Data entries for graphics
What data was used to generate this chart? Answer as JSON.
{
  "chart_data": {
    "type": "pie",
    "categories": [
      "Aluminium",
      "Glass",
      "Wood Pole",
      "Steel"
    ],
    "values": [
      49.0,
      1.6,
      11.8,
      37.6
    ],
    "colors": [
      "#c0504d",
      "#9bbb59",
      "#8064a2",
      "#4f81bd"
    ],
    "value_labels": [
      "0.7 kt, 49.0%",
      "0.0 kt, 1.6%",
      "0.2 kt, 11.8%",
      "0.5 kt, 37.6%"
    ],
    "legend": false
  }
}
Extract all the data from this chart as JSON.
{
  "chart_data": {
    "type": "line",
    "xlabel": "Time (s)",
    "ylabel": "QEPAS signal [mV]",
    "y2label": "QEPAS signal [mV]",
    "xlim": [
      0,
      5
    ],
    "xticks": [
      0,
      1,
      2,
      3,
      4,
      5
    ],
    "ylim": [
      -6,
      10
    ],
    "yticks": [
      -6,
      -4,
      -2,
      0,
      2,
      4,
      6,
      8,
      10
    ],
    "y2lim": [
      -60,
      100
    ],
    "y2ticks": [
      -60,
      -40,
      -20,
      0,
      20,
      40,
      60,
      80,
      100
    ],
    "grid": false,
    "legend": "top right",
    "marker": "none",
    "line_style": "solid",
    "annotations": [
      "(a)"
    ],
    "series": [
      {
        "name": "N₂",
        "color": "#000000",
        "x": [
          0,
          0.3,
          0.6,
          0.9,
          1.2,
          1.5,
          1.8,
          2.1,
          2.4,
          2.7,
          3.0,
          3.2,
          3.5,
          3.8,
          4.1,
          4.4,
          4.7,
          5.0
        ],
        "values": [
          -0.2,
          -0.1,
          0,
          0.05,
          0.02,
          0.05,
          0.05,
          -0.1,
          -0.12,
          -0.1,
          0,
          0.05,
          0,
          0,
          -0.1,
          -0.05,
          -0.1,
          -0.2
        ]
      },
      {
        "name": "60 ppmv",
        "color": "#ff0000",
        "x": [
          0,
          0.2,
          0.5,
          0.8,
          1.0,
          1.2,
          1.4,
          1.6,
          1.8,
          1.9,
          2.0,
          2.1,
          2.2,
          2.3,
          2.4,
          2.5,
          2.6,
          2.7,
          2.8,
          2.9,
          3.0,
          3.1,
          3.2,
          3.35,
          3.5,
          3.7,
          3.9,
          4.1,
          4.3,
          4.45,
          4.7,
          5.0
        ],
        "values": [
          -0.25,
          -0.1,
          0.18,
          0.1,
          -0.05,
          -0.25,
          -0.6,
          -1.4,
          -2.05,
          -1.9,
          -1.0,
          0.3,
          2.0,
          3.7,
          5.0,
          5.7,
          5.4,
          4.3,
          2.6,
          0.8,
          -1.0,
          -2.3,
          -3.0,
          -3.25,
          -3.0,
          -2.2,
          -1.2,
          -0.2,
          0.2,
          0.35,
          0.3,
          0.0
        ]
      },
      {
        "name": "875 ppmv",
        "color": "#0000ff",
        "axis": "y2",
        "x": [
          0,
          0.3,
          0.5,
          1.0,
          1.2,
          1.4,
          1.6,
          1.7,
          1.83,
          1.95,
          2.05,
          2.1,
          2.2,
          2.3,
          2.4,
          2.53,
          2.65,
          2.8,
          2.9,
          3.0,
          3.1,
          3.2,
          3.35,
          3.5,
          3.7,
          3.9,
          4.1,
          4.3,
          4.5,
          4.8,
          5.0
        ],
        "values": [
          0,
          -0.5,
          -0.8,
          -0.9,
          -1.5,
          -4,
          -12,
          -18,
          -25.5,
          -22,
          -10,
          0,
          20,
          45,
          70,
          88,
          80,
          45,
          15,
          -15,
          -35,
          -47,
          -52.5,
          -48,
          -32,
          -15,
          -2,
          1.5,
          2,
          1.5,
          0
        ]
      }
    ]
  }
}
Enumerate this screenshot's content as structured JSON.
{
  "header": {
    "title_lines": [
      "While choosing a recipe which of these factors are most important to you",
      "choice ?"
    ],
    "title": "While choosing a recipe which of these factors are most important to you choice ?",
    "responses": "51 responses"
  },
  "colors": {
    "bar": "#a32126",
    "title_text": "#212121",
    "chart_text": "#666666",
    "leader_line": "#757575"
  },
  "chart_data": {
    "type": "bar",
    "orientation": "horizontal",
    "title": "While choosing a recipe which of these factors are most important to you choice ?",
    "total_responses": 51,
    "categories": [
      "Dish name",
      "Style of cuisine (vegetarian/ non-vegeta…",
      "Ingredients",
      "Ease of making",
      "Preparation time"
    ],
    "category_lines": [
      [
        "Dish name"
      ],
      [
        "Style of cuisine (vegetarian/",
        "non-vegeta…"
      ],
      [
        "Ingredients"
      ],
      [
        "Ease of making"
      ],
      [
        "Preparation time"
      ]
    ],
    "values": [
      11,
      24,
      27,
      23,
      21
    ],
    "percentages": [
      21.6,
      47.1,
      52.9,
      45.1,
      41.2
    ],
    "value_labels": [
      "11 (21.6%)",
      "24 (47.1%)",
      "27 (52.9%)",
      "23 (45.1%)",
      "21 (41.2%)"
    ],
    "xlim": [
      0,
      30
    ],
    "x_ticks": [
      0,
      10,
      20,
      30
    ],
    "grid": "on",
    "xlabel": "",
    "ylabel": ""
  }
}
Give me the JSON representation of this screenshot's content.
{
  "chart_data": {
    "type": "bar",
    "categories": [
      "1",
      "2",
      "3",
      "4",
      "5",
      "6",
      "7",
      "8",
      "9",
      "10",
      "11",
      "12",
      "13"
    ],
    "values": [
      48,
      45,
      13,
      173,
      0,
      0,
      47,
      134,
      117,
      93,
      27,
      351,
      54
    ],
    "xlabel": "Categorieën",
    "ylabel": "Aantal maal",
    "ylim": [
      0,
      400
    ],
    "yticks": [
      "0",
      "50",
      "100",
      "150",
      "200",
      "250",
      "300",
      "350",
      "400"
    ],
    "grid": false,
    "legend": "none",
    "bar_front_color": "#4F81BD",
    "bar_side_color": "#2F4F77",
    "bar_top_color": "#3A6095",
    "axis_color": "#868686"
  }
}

Stated problem: Using the listing above, return all lines where the word "xlabel" occurs.

Task answer:
    "xlabel": "Time (s)",
    "xlabel": "",
    "xlabel": "Categorieën",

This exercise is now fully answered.